» Exercise brief: Copy out each line of the material below that holds the string "source".

_ _ _ _ _

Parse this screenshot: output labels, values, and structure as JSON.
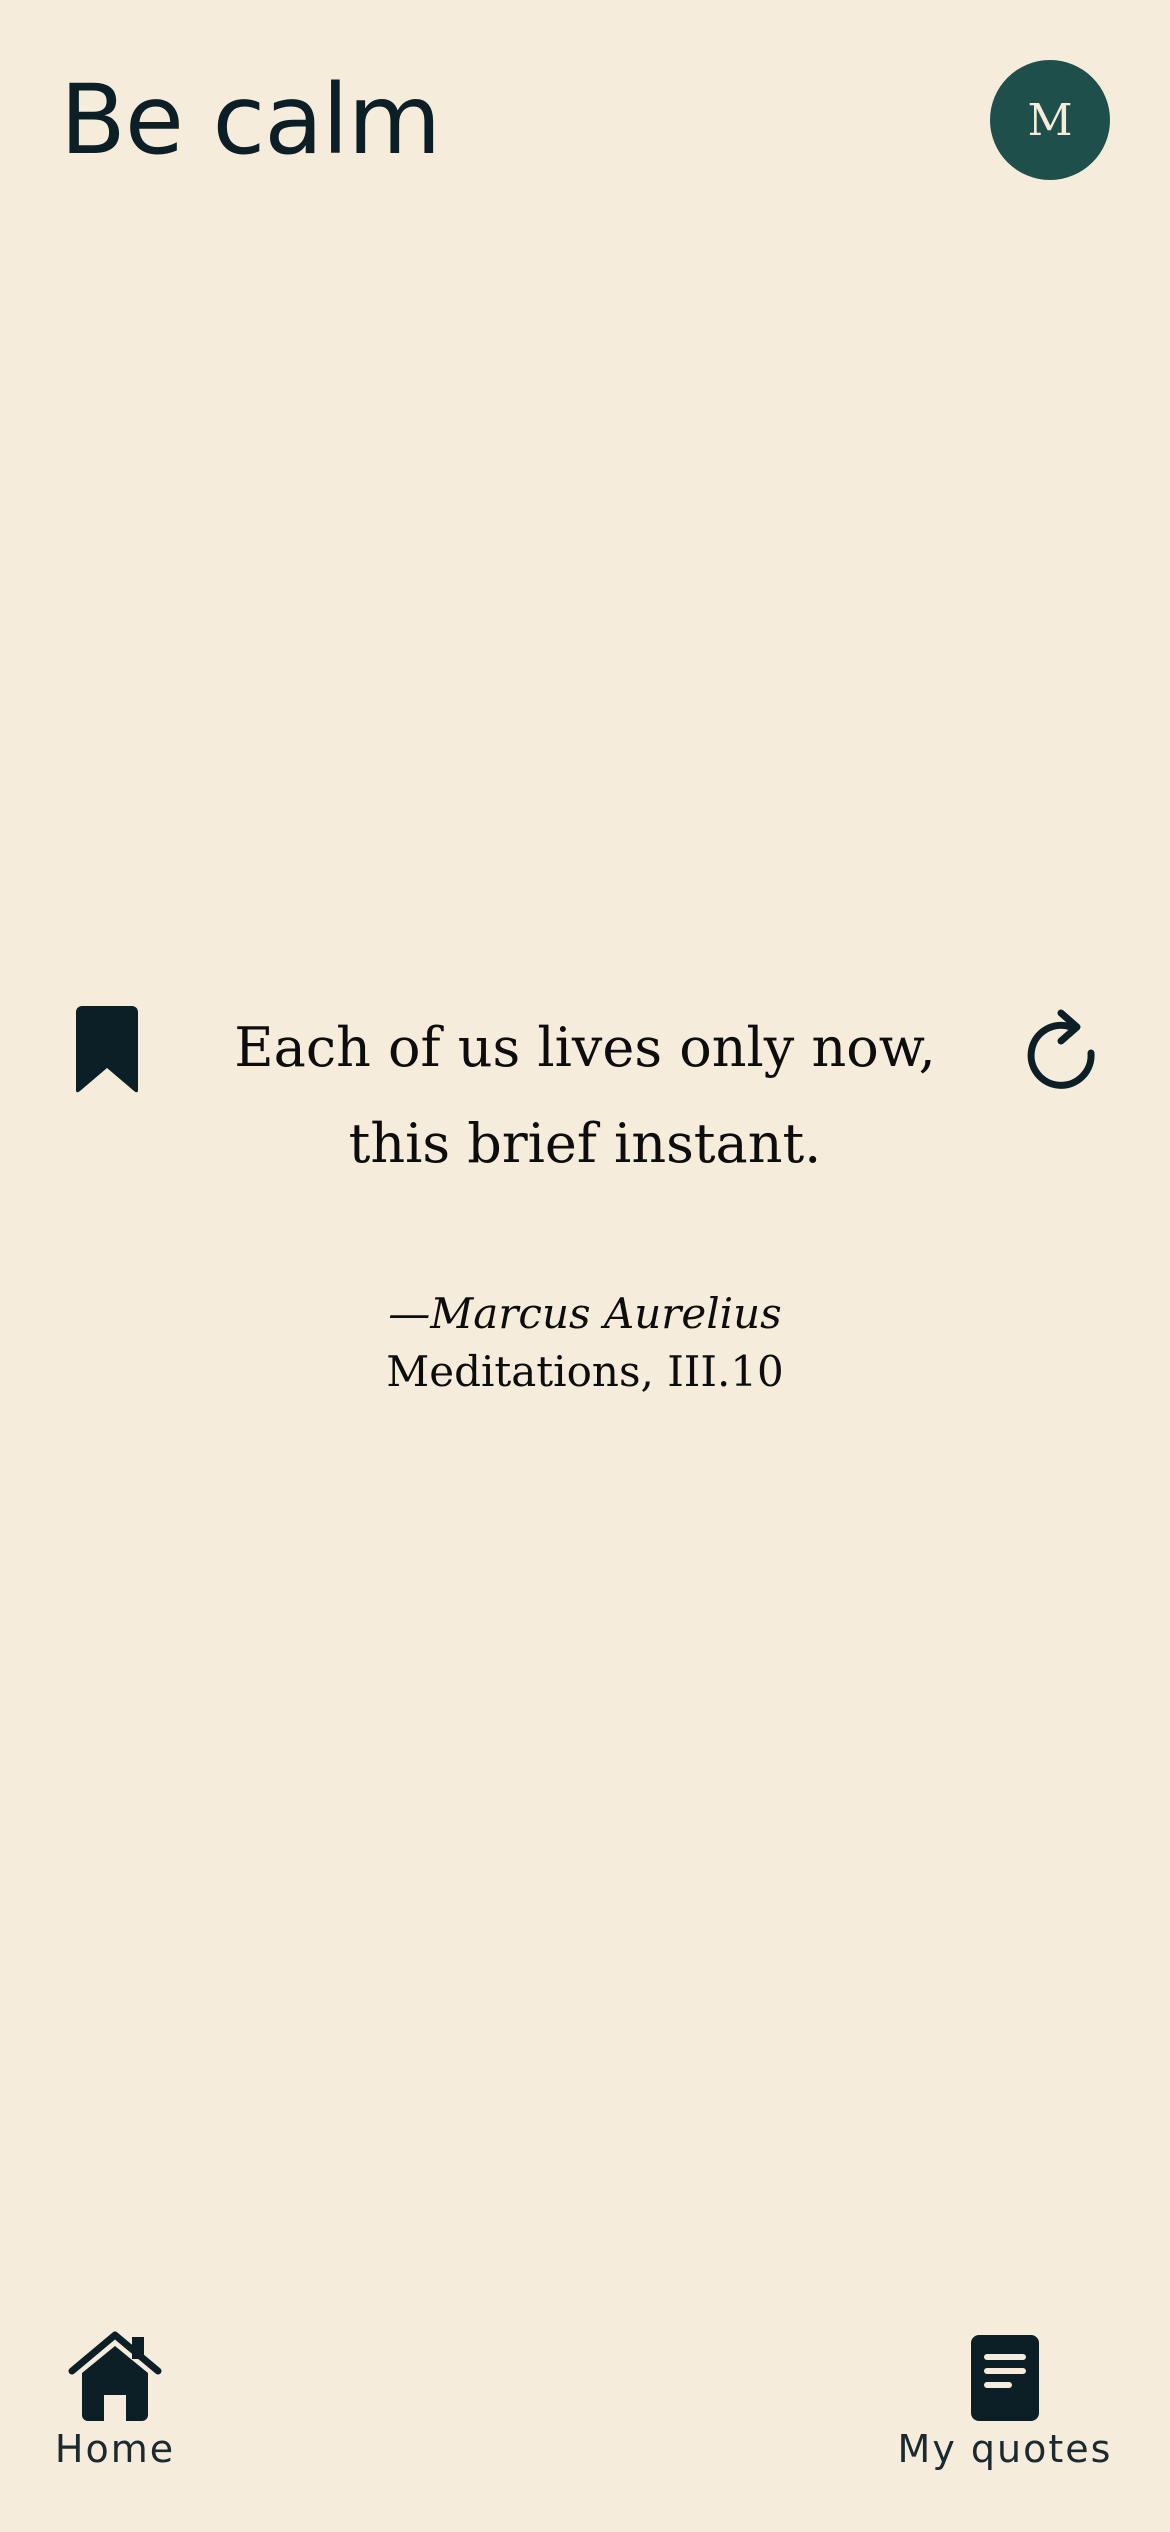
{
  "header": {
    "title": "Be calm",
    "avatar_initial": "M"
  },
  "quote": {
    "text": "Each of us lives only now, this brief instant.",
    "author": "—Marcus Aurelius",
    "source": "Meditations, III.10"
  },
  "actions": {
    "bookmark_icon": "bookmark-icon",
    "refresh_icon": "refresh-icon"
  },
  "nav": {
    "home_label": "Home",
    "home_icon": "home-icon",
    "quotes_label": "My quotes",
    "quotes_icon": "document-icon"
  },
  "colors": {
    "background": "#f5ecdc",
    "text": "#0d1f26",
    "avatar_bg": "#1f4f4b"
  }
}
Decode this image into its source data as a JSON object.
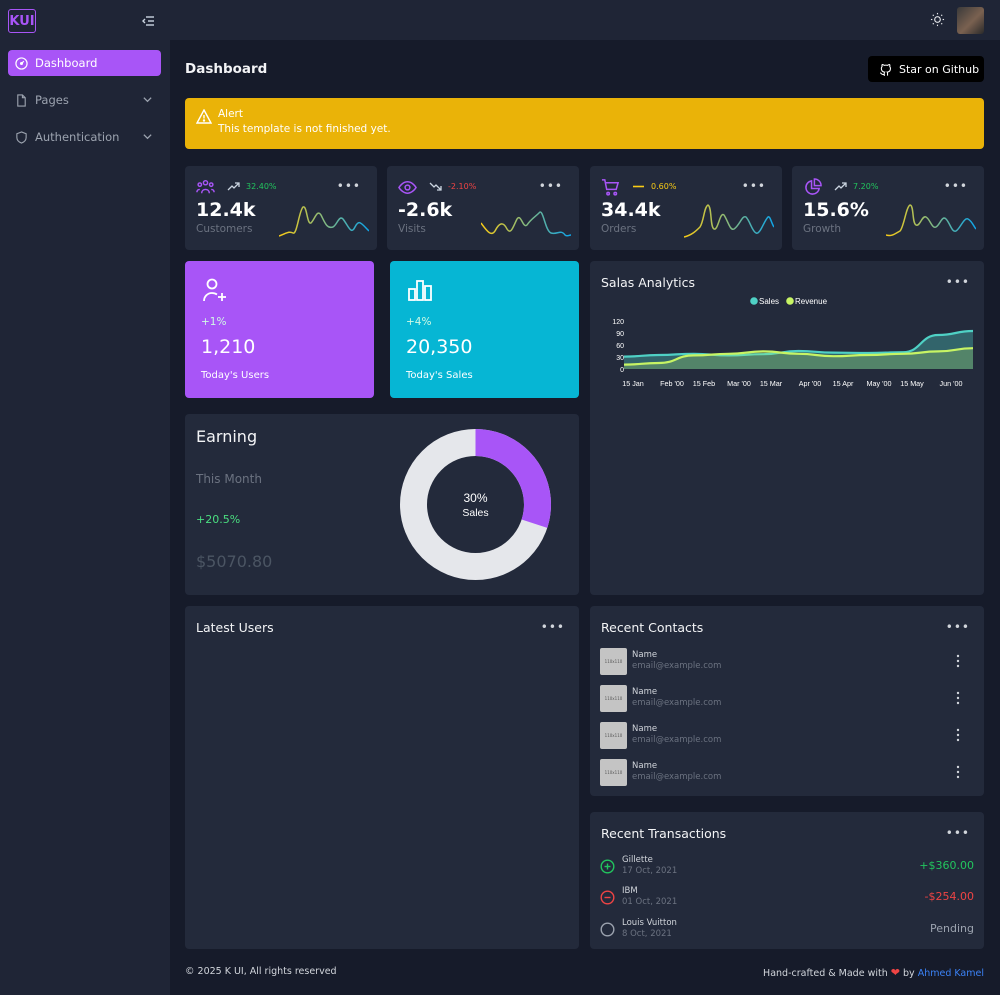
{
  "brand": {
    "logo_text": "KUI"
  },
  "sidebar": {
    "items": [
      {
        "label": "Dashboard",
        "icon": "gauge-icon"
      },
      {
        "label": "Pages",
        "icon": "file-icon"
      },
      {
        "label": "Authentication",
        "icon": "shield-icon"
      }
    ]
  },
  "header": {
    "title": "Dashboard",
    "github_label": "Star on Github"
  },
  "alert": {
    "title": "Alert",
    "message": "This template is not finished yet.",
    "color": "#eab308"
  },
  "stats": [
    {
      "value": "12.4k",
      "label": "Customers",
      "change": "32.40%",
      "trend": "up",
      "icon": "users-icon"
    },
    {
      "value": "-2.6k",
      "label": "Visits",
      "change": "-2.10%",
      "trend": "down",
      "icon": "eye-icon"
    },
    {
      "value": "34.4k",
      "label": "Orders",
      "change": "0.60%",
      "trend": "flat",
      "icon": "cart-icon"
    },
    {
      "value": "15.6%",
      "label": "Growth",
      "change": "7.20%",
      "trend": "up",
      "icon": "pie-icon"
    }
  ],
  "users_card": {
    "change": "+1%",
    "value": "1,210",
    "label": "Today's Users",
    "color": "#a855f7"
  },
  "sales_card": {
    "change": "+4%",
    "value": "20,350",
    "label": "Today's Sales",
    "color": "#06b6d4"
  },
  "analytics": {
    "title": "Salas Analytics"
  },
  "earning": {
    "title": "Earning",
    "period": "This Month",
    "change": "+20.5%",
    "amount": "$5070.80",
    "percent_label": "30%",
    "percent_caption": "Sales",
    "percent": 30
  },
  "latest_users": {
    "title": "Latest Users"
  },
  "contacts": {
    "title": "Recent Contacts",
    "placeholder": "110x110",
    "items": [
      {
        "name": "Name",
        "email": "email@example.com"
      },
      {
        "name": "Name",
        "email": "email@example.com"
      },
      {
        "name": "Name",
        "email": "email@example.com"
      },
      {
        "name": "Name",
        "email": "email@example.com"
      }
    ]
  },
  "transactions": {
    "title": "Recent Transactions",
    "items": [
      {
        "name": "Gillette",
        "date": "17 Oct, 2021",
        "amount": "+$360.00",
        "status": "income"
      },
      {
        "name": "IBM",
        "date": "01 Oct, 2021",
        "amount": "-$254.00",
        "status": "expense"
      },
      {
        "name": "Louis Vuitton",
        "date": "8 Oct, 2021",
        "amount": "Pending",
        "status": "pending"
      }
    ]
  },
  "footer": {
    "copyright": "© 2025 K UI, All rights reserved",
    "credit": "Hand-crafted & Made with",
    "heart": "❤",
    "by": "by",
    "author": "Ahmed Kamel"
  },
  "chart_data": {
    "type": "area",
    "legend_position": "top-center",
    "x": [
      "15 Jan",
      "Feb '00",
      "15 Feb",
      "Mar '00",
      "15 Mar",
      "Apr '00",
      "15 Apr",
      "May '00",
      "15 May",
      "Jun '00"
    ],
    "yticks": [
      0,
      30,
      60,
      90,
      120
    ],
    "ylim": [
      0,
      120
    ],
    "series": [
      {
        "name": "Sales",
        "color": "#4fd1c5",
        "values": [
          31,
          35,
          38,
          34,
          37,
          45,
          41,
          40,
          42,
          85,
          95
        ]
      },
      {
        "name": "Revenue",
        "color": "#c7f464",
        "values": [
          11,
          15,
          34,
          38,
          44,
          38,
          32,
          35,
          38,
          44,
          52
        ]
      }
    ]
  }
}
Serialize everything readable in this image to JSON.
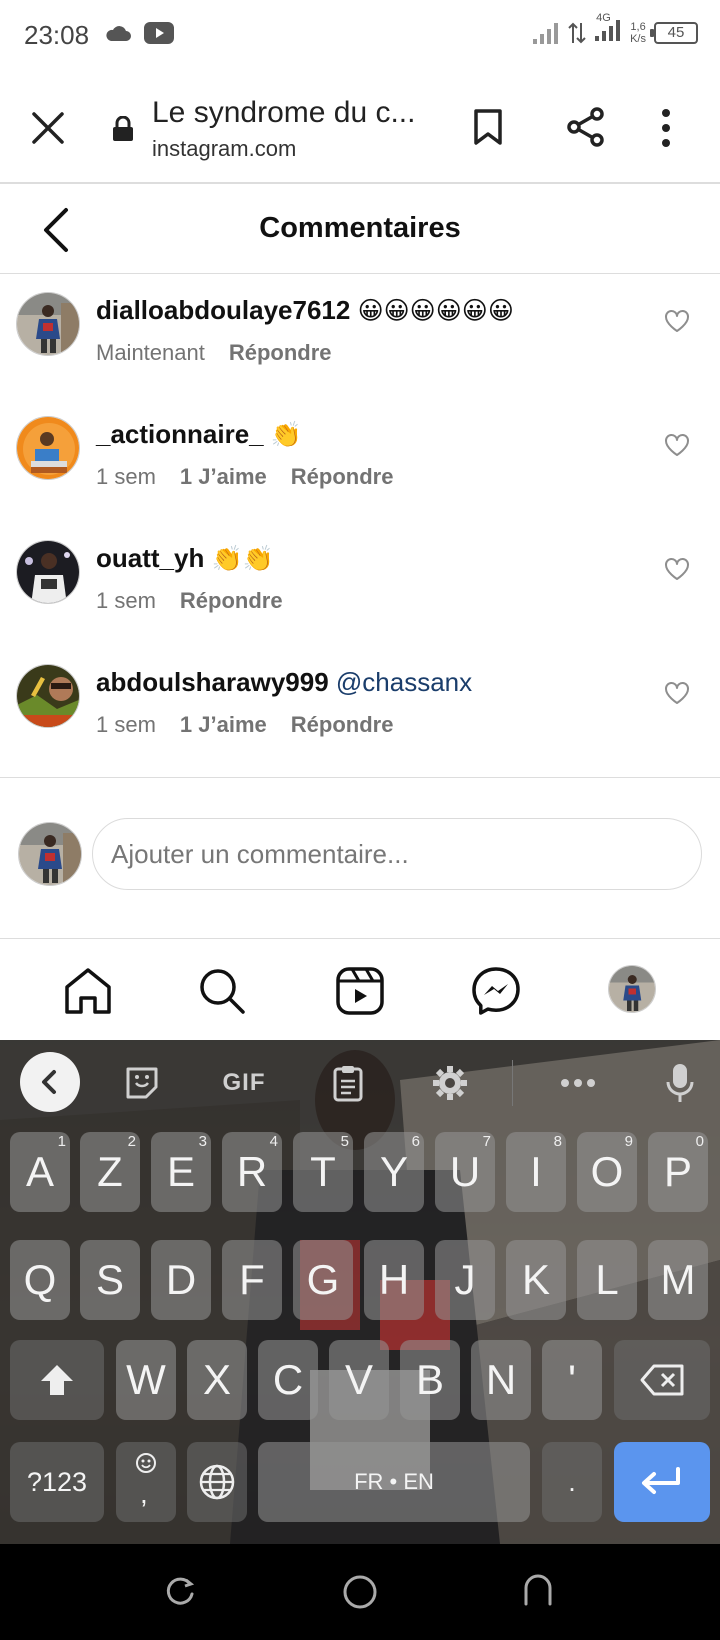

_ _ _ _ _

» Right answer:
    "source": "Meditations, III.10"
Decode this image into its source data as a JSON object.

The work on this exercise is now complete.